*Set problem*
Extract every line that contains the word "Marketing".

## start Items

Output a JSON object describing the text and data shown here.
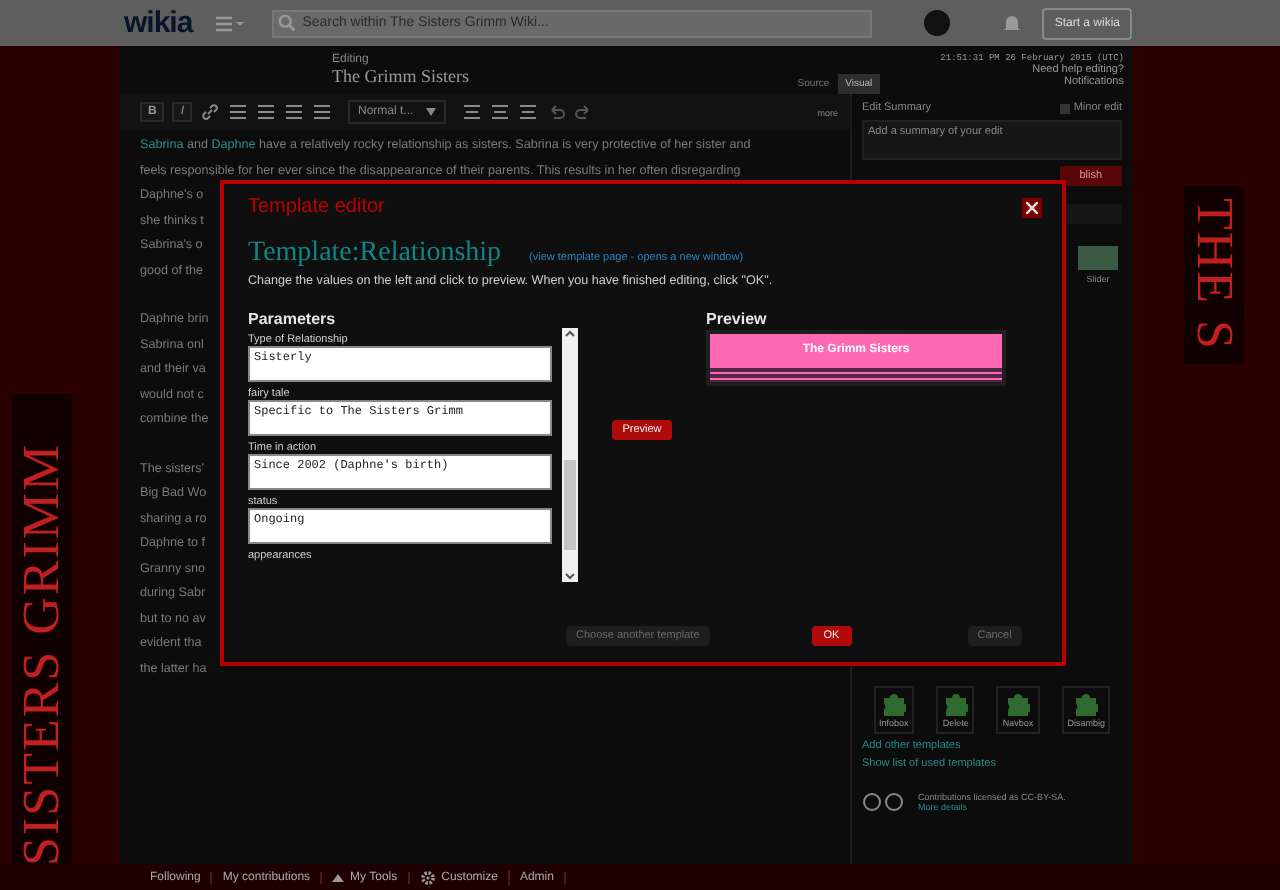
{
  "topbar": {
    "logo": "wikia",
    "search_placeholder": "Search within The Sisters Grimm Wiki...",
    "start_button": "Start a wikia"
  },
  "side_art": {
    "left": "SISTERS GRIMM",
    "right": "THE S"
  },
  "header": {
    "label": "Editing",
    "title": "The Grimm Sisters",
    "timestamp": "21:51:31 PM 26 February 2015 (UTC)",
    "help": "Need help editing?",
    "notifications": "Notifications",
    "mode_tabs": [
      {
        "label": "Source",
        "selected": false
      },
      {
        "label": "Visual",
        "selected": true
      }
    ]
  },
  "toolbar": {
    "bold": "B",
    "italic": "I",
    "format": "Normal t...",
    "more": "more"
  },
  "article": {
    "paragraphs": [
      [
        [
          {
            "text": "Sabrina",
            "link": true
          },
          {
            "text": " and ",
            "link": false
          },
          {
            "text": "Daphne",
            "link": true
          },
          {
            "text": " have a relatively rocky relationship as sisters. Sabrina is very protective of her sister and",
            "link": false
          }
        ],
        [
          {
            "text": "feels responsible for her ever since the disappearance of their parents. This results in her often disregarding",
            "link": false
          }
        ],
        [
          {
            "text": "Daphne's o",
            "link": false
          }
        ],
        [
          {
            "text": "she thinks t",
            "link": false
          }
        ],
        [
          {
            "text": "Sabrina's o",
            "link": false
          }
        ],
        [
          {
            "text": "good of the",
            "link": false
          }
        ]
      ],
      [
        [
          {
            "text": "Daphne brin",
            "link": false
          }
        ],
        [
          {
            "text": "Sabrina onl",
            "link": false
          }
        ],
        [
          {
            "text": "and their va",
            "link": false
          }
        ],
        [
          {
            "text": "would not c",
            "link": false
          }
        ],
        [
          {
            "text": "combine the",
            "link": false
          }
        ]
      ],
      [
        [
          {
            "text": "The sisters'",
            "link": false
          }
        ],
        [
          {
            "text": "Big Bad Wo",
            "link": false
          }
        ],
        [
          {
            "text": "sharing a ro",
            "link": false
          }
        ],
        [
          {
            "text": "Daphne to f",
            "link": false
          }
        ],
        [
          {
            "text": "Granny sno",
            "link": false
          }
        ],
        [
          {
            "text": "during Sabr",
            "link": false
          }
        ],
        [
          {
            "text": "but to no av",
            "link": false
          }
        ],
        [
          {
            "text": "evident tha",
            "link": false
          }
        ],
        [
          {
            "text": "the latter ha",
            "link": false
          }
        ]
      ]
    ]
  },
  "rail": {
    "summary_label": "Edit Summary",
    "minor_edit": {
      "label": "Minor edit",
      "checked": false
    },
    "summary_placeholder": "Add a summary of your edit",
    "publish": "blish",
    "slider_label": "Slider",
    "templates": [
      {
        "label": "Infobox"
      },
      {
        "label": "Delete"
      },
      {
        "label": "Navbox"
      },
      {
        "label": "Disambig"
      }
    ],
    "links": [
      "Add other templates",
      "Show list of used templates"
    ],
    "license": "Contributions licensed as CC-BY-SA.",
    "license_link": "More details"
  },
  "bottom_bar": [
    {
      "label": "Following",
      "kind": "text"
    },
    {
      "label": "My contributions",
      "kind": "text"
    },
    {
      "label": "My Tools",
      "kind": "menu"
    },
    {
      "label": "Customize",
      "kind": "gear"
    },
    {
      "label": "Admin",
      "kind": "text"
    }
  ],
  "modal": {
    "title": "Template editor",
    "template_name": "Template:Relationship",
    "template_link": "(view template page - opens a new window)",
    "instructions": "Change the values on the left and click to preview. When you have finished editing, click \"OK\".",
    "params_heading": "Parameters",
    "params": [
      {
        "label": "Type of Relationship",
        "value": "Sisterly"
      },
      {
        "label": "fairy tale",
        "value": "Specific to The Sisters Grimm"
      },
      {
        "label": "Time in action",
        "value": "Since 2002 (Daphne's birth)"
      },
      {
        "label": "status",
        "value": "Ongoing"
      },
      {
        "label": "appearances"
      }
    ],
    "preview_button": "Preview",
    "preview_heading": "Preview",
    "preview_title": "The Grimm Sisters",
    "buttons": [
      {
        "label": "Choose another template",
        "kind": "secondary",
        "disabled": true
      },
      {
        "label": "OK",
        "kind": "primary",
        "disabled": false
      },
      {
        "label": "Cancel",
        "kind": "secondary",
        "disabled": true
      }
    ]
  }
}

## end Items
## start Items

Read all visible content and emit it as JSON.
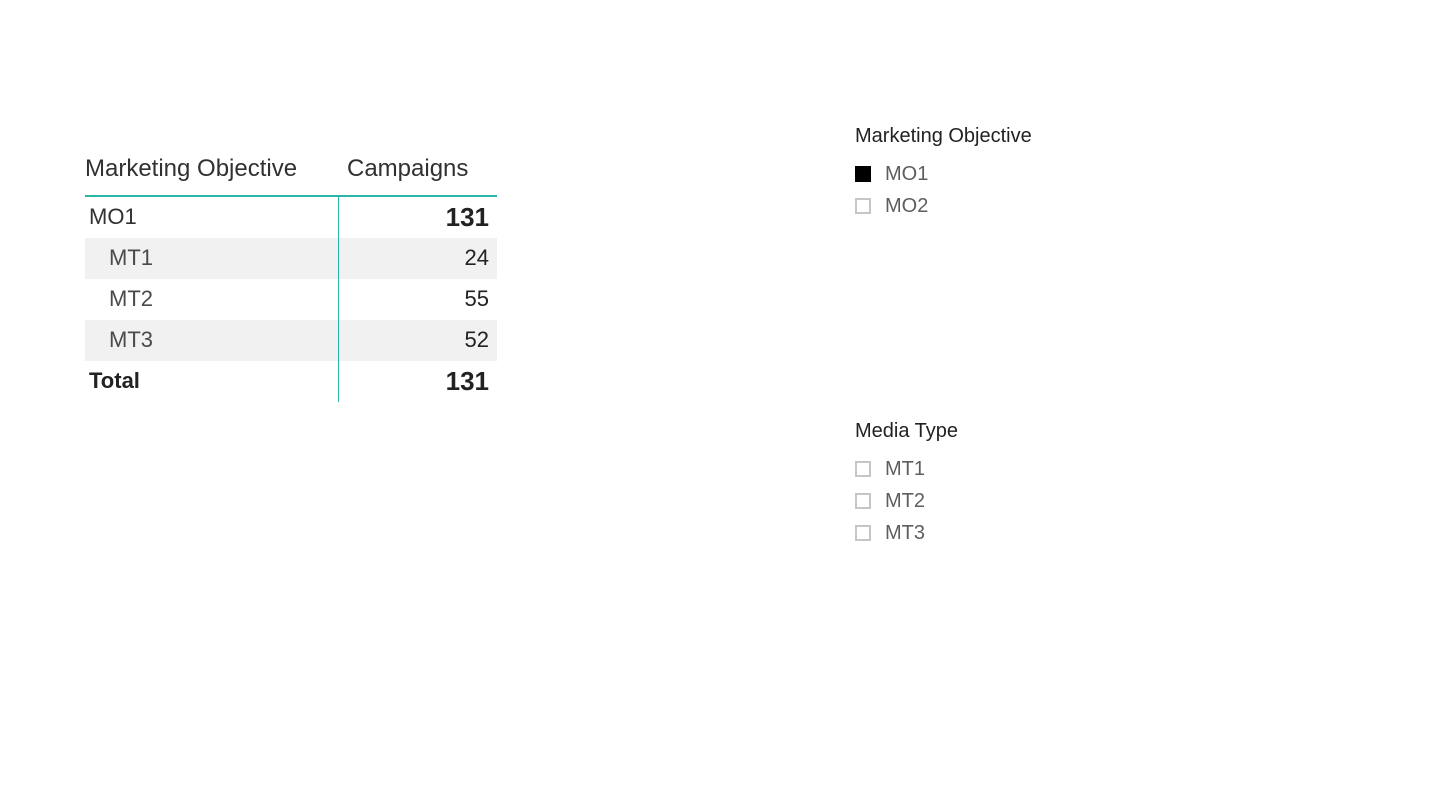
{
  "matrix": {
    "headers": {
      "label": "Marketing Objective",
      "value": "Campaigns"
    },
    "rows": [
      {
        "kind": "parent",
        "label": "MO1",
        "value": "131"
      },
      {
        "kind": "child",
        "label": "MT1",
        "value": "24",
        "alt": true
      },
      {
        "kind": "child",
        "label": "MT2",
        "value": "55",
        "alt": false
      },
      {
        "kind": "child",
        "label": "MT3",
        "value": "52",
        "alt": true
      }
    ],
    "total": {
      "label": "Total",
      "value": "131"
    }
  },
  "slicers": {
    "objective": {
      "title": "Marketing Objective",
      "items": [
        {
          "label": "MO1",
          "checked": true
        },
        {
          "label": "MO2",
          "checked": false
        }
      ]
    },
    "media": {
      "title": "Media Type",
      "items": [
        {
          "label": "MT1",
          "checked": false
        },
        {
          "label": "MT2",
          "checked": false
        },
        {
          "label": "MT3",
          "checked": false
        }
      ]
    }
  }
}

## end Items

*Answer to this exercise*
      "label": "Marketing Objective",
      "title": "Marketing Objective",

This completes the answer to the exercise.